● **Task directions**:
Using the data below, gather each line that includes the word "annotation".

● **Exercise data**:
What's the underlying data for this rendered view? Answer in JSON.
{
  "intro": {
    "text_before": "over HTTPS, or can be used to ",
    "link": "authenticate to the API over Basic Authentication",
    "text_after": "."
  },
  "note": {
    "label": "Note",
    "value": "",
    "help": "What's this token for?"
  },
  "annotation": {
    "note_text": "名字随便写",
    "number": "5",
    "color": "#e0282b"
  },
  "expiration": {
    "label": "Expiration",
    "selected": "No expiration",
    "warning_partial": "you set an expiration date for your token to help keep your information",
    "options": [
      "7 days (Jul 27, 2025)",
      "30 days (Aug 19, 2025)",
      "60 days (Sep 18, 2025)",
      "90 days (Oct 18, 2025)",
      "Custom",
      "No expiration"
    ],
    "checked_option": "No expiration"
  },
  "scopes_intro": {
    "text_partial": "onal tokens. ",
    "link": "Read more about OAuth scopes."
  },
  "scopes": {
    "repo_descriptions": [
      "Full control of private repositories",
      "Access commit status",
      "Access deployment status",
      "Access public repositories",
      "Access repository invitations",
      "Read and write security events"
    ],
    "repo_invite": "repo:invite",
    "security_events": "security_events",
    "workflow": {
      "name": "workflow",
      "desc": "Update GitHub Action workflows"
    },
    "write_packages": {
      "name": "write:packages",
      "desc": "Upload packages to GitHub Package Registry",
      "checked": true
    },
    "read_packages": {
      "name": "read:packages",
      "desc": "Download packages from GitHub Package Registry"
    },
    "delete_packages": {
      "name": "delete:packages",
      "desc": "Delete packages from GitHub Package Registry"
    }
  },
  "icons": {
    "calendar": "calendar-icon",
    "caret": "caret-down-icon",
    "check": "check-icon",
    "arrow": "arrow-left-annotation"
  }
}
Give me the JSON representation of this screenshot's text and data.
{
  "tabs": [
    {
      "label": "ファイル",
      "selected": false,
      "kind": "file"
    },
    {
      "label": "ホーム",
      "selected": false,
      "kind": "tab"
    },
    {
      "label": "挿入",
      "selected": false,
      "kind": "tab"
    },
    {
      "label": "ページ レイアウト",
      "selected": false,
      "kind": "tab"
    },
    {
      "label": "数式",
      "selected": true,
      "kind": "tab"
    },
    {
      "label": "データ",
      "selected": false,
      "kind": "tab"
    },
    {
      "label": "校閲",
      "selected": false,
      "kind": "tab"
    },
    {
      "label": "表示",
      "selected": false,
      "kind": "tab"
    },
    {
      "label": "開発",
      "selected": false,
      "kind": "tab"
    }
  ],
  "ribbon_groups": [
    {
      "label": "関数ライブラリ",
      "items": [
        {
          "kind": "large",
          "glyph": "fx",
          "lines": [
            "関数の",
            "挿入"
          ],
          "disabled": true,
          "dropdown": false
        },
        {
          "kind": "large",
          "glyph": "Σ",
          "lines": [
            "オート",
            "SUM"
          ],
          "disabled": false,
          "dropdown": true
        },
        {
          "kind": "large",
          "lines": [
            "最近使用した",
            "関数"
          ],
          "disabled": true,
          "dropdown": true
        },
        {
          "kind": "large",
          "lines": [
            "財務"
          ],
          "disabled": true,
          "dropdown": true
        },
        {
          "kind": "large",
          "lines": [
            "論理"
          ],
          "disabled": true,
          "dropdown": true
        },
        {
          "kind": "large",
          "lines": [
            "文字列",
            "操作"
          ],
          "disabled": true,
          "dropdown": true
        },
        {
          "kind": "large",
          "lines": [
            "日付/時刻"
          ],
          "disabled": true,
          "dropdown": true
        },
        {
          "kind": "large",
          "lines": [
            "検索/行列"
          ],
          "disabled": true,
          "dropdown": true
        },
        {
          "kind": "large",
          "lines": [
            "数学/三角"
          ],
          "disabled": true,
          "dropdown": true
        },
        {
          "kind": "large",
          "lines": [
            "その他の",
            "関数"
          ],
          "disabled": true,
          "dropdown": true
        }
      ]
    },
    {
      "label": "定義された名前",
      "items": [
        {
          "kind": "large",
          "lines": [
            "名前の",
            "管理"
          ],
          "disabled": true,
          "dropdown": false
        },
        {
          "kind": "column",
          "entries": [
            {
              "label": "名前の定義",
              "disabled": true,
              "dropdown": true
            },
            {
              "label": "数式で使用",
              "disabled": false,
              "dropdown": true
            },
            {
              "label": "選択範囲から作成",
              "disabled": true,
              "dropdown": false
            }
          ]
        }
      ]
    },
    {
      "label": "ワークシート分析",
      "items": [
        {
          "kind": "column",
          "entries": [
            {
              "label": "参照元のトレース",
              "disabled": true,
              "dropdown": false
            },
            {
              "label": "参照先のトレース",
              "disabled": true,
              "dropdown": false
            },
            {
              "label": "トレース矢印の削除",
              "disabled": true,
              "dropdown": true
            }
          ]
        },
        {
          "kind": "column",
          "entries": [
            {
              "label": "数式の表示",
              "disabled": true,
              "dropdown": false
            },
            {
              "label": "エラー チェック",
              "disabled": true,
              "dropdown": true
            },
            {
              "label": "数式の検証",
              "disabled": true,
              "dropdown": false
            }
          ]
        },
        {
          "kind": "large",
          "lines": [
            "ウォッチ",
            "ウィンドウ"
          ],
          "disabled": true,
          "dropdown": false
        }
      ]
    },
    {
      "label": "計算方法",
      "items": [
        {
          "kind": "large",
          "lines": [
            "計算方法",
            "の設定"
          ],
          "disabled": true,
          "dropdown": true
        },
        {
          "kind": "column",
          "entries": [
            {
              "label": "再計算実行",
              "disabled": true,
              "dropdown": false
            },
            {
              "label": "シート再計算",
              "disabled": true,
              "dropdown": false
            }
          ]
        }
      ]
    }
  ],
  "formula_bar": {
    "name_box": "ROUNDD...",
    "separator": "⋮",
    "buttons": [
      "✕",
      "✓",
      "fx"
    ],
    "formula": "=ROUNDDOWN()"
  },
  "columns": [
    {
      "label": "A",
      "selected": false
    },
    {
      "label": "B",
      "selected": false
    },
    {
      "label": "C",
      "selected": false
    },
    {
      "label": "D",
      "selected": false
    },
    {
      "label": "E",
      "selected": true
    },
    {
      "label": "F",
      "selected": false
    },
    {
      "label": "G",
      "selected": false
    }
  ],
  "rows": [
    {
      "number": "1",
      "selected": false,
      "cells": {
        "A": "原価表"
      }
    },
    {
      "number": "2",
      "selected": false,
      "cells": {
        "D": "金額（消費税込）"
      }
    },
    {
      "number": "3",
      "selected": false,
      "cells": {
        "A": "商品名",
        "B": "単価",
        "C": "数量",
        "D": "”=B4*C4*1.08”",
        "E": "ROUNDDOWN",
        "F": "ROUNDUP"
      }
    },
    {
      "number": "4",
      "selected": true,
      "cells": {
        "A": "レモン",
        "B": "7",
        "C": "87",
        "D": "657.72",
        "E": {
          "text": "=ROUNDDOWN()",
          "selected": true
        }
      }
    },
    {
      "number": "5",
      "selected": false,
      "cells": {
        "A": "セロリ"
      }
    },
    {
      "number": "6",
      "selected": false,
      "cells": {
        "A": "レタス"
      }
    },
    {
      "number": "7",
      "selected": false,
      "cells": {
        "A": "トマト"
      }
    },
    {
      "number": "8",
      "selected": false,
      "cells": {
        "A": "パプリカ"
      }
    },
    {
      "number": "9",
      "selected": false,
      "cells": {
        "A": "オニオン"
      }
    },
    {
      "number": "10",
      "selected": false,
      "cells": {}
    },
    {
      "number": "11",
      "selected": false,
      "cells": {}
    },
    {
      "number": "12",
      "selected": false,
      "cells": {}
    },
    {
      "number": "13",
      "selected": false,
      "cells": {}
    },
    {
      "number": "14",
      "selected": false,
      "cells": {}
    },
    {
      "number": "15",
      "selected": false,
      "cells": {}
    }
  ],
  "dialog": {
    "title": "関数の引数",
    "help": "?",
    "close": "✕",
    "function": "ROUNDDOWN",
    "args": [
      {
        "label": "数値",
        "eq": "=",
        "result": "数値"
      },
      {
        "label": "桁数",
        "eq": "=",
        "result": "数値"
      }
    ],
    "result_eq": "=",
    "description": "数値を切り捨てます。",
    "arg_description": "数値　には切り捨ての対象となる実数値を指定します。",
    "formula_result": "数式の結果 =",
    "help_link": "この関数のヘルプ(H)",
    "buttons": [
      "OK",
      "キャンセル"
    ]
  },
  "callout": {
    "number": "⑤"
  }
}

● **Exercise solution**:
  "annotation": {
    "arrow": "arrow-left-annotation"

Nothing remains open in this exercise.